What the exercise asks:
Return every line below in which "dark" appears.

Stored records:
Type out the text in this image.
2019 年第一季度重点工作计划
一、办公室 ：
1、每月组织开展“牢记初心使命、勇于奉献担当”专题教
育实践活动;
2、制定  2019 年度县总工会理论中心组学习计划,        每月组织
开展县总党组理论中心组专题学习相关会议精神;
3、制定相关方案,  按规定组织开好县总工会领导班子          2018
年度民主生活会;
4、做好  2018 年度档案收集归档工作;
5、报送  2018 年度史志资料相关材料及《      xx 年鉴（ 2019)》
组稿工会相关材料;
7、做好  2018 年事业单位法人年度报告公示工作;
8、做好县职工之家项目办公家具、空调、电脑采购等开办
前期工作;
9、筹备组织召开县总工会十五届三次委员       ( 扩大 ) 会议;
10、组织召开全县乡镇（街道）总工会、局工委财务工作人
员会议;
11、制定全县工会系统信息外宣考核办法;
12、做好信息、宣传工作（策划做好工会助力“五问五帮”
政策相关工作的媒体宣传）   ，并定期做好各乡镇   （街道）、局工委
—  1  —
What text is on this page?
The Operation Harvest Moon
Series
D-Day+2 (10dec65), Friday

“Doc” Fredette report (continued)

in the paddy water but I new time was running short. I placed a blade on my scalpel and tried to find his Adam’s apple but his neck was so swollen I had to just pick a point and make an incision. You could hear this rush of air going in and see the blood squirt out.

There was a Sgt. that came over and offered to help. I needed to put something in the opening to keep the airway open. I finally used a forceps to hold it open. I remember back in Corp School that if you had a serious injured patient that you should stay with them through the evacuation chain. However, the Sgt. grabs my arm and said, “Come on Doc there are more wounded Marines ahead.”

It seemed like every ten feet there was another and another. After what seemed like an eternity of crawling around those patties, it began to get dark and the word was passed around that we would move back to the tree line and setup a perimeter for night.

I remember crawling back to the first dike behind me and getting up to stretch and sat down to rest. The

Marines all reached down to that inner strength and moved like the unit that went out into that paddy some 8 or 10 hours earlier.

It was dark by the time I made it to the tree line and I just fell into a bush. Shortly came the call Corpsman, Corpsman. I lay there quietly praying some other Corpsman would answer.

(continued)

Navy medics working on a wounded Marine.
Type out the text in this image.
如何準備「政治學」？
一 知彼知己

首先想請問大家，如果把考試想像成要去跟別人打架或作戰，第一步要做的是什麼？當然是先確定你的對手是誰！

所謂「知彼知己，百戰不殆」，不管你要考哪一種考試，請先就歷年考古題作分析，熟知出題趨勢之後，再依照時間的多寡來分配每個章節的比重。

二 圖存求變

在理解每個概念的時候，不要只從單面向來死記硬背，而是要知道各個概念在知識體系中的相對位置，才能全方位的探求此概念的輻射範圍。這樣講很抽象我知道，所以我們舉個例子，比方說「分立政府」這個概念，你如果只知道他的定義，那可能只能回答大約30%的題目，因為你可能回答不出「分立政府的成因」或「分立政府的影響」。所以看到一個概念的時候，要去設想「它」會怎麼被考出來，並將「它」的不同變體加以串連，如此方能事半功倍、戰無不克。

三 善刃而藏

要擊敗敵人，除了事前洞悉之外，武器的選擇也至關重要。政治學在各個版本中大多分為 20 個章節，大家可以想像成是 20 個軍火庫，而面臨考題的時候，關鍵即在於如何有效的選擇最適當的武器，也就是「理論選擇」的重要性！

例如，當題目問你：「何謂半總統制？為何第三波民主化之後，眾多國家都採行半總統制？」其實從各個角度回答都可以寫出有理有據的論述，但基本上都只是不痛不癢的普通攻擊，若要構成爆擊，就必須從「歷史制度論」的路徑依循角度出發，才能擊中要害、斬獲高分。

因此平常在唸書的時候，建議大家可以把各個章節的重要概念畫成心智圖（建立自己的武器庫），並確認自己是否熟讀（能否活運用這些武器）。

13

Reply:
It seemed like every ten feet there was another and another. After what seemed like an eternity of crawling around those patties, it began to get dark and the word was passed around that we would move back to the tree line and setup a perimeter for night.
It was dark by the time I made it to the tree line and I just fell into a bush. Shortly came the call Corpsman, Corpsman. I lay there quietly praying some other Corpsman would answer.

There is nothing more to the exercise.